GIVEN EXERCISE → Show, in full, each line of the data that contains "subtitle".

## start

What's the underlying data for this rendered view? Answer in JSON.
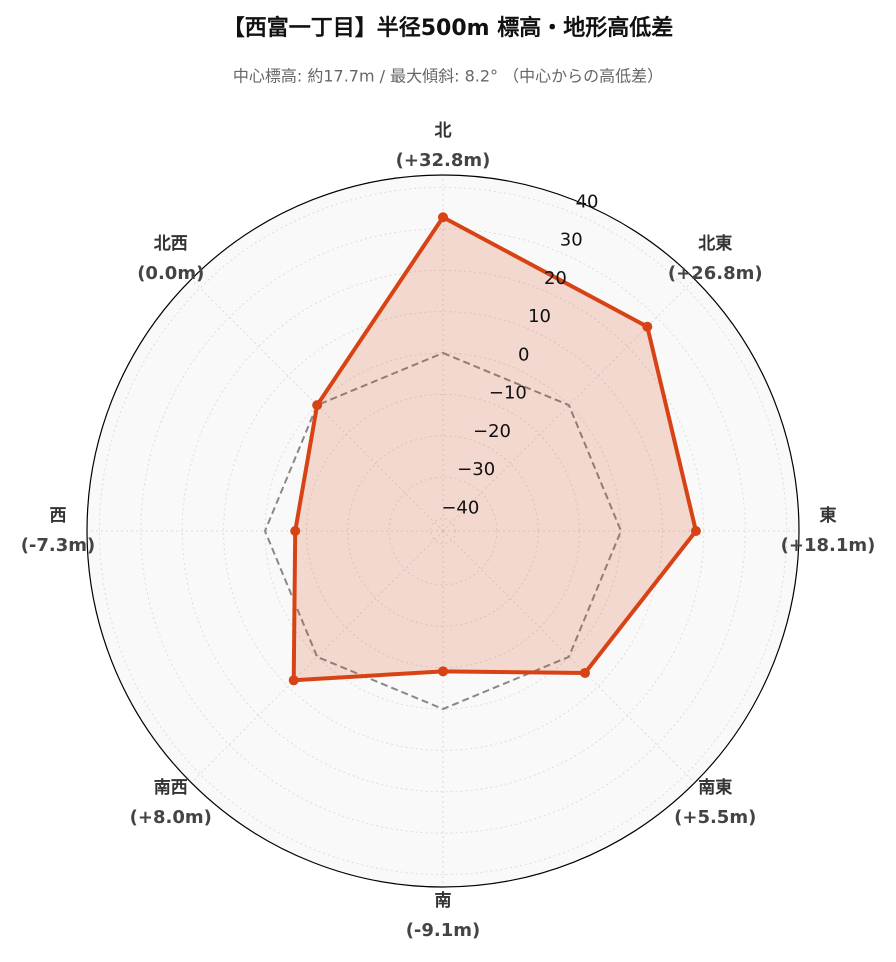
{
  "chart_data": {
    "type": "radar",
    "title": "【西富一丁目】半径500m 標高・地形高低差",
    "subtitle": "中心標高: 約17.7m / 最大傾斜: 8.2° （中心からの高低差）",
    "categories": [
      "北",
      "北東",
      "東",
      "南東",
      "南",
      "南西",
      "西",
      "北西"
    ],
    "values": [
      32.8,
      26.8,
      18.1,
      5.5,
      -9.1,
      8.0,
      -7.3,
      0.0
    ],
    "value_labels": [
      "(+32.8m)",
      "(+26.8m)",
      "(+18.1m)",
      "(+5.5m)",
      "(-9.1m)",
      "(+8.0m)",
      "(-7.3m)",
      "(0.0m)"
    ],
    "color": "#d84315",
    "baseline": 0,
    "rlim": [
      -43,
      43
    ],
    "rticks": [
      {
        "value": -40,
        "label": "−40"
      },
      {
        "value": -30,
        "label": "−30"
      },
      {
        "value": -20,
        "label": "−20"
      },
      {
        "value": -10,
        "label": "−10"
      },
      0,
      10,
      20,
      30,
      40
    ],
    "grid": true
  }
}
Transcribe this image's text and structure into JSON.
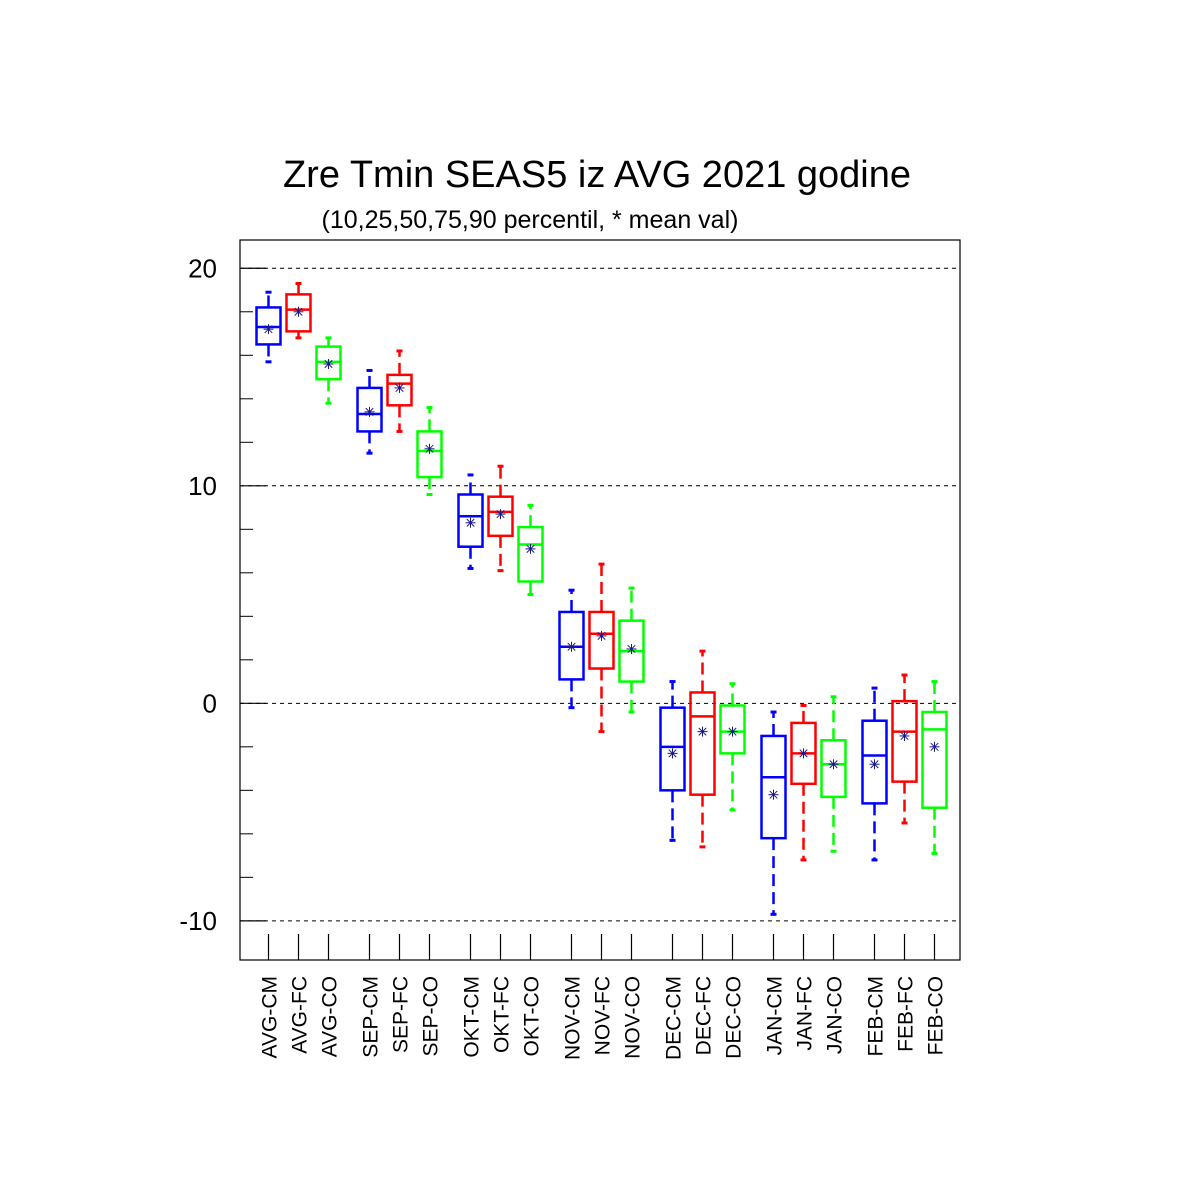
{
  "chart_data": {
    "type": "box",
    "title": "Zre Tmin SEAS5 iz AVG 2021 godine",
    "subtitle": "(10,25,50,75,90 percentil, * mean val)",
    "xlabel": "",
    "ylabel": "",
    "ylim": [
      -11.8,
      21.3
    ],
    "yticks": [
      20,
      10,
      0,
      -10
    ],
    "ytick_labels": [
      "20",
      "10",
      "0",
      "-10"
    ],
    "grid": "dashed horizontal at major ticks",
    "series_colors": {
      "CM": "#0000ff",
      "FC": "#ff0000",
      "CO": "#00ff00"
    },
    "boxes": [
      {
        "label": "AVG-CM",
        "group": 0,
        "slot": 0,
        "kind": "CM",
        "p10": 15.7,
        "p25": 16.5,
        "p50": 17.3,
        "p75": 18.2,
        "p90": 18.9,
        "mean": 17.2
      },
      {
        "label": "AVG-FC",
        "group": 0,
        "slot": 1,
        "kind": "FC",
        "p10": 16.8,
        "p25": 17.1,
        "p50": 18.1,
        "p75": 18.8,
        "p90": 19.3,
        "mean": 18.0
      },
      {
        "label": "AVG-CO",
        "group": 0,
        "slot": 2,
        "kind": "CO",
        "p10": 13.8,
        "p25": 14.9,
        "p50": 15.7,
        "p75": 16.4,
        "p90": 16.8,
        "mean": 15.6
      },
      {
        "label": "SEP-CM",
        "group": 1,
        "slot": 0,
        "kind": "CM",
        "p10": 11.5,
        "p25": 12.5,
        "p50": 13.3,
        "p75": 14.5,
        "p90": 15.3,
        "mean": 13.4
      },
      {
        "label": "SEP-FC",
        "group": 1,
        "slot": 1,
        "kind": "FC",
        "p10": 12.5,
        "p25": 13.7,
        "p50": 14.7,
        "p75": 15.1,
        "p90": 16.2,
        "mean": 14.5
      },
      {
        "label": "SEP-CO",
        "group": 1,
        "slot": 2,
        "kind": "CO",
        "p10": 9.6,
        "p25": 10.4,
        "p50": 11.6,
        "p75": 12.5,
        "p90": 13.6,
        "mean": 11.7
      },
      {
        "label": "OKT-CM",
        "group": 2,
        "slot": 0,
        "kind": "CM",
        "p10": 6.2,
        "p25": 7.2,
        "p50": 8.6,
        "p75": 9.6,
        "p90": 10.5,
        "mean": 8.3
      },
      {
        "label": "OKT-FC",
        "group": 2,
        "slot": 1,
        "kind": "FC",
        "p10": 6.1,
        "p25": 7.7,
        "p50": 8.8,
        "p75": 9.5,
        "p90": 10.9,
        "mean": 8.7
      },
      {
        "label": "OKT-CO",
        "group": 2,
        "slot": 2,
        "kind": "CO",
        "p10": 5.0,
        "p25": 5.6,
        "p50": 7.3,
        "p75": 8.1,
        "p90": 9.1,
        "mean": 7.1
      },
      {
        "label": "NOV-CM",
        "group": 3,
        "slot": 0,
        "kind": "CM",
        "p10": -0.2,
        "p25": 1.1,
        "p50": 2.6,
        "p75": 4.2,
        "p90": 5.2,
        "mean": 2.6
      },
      {
        "label": "NOV-FC",
        "group": 3,
        "slot": 1,
        "kind": "FC",
        "p10": -1.3,
        "p25": 1.6,
        "p50": 3.2,
        "p75": 4.2,
        "p90": 6.4,
        "mean": 3.1
      },
      {
        "label": "NOV-CO",
        "group": 3,
        "slot": 2,
        "kind": "CO",
        "p10": -0.4,
        "p25": 1.0,
        "p50": 2.4,
        "p75": 3.8,
        "p90": 5.3,
        "mean": 2.5
      },
      {
        "label": "DEC-CM",
        "group": 4,
        "slot": 0,
        "kind": "CM",
        "p10": -6.3,
        "p25": -4.0,
        "p50": -2.0,
        "p75": -0.2,
        "p90": 1.0,
        "mean": -2.3
      },
      {
        "label": "DEC-FC",
        "group": 4,
        "slot": 1,
        "kind": "FC",
        "p10": -6.6,
        "p25": -4.2,
        "p50": -0.6,
        "p75": 0.5,
        "p90": 2.4,
        "mean": -1.3
      },
      {
        "label": "DEC-CO",
        "group": 4,
        "slot": 2,
        "kind": "CO",
        "p10": -4.9,
        "p25": -2.3,
        "p50": -1.3,
        "p75": -0.1,
        "p90": 0.9,
        "mean": -1.3
      },
      {
        "label": "JAN-CM",
        "group": 5,
        "slot": 0,
        "kind": "CM",
        "p10": -9.7,
        "p25": -6.2,
        "p50": -3.4,
        "p75": -1.5,
        "p90": -0.4,
        "mean": -4.2
      },
      {
        "label": "JAN-FC",
        "group": 5,
        "slot": 1,
        "kind": "FC",
        "p10": -7.2,
        "p25": -3.7,
        "p50": -2.3,
        "p75": -0.9,
        "p90": -0.1,
        "mean": -2.3
      },
      {
        "label": "JAN-CO",
        "group": 5,
        "slot": 2,
        "kind": "CO",
        "p10": -6.8,
        "p25": -4.3,
        "p50": -2.8,
        "p75": -1.7,
        "p90": 0.3,
        "mean": -2.8
      },
      {
        "label": "FEB-CM",
        "group": 6,
        "slot": 0,
        "kind": "CM",
        "p10": -7.2,
        "p25": -4.6,
        "p50": -2.4,
        "p75": -0.8,
        "p90": 0.7,
        "mean": -2.8
      },
      {
        "label": "FEB-FC",
        "group": 6,
        "slot": 1,
        "kind": "FC",
        "p10": -5.5,
        "p25": -3.6,
        "p50": -1.3,
        "p75": 0.1,
        "p90": 1.3,
        "mean": -1.5
      },
      {
        "label": "FEB-CO",
        "group": 6,
        "slot": 2,
        "kind": "CO",
        "p10": -6.9,
        "p25": -4.8,
        "p50": -1.2,
        "p75": -0.4,
        "p90": 1.0,
        "mean": -2.0
      }
    ]
  }
}
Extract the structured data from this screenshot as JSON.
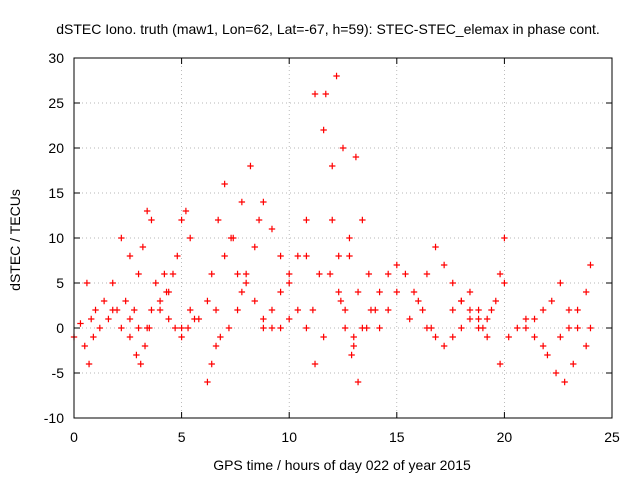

## end

EXERCISE SOLUTION →
    "subtitle": "中心標高: 約17.7m / 最大傾斜: 8.2° （中心からの高低差）",
    "subtitle": "(10,25,50,75,90 percentil, * mean val)",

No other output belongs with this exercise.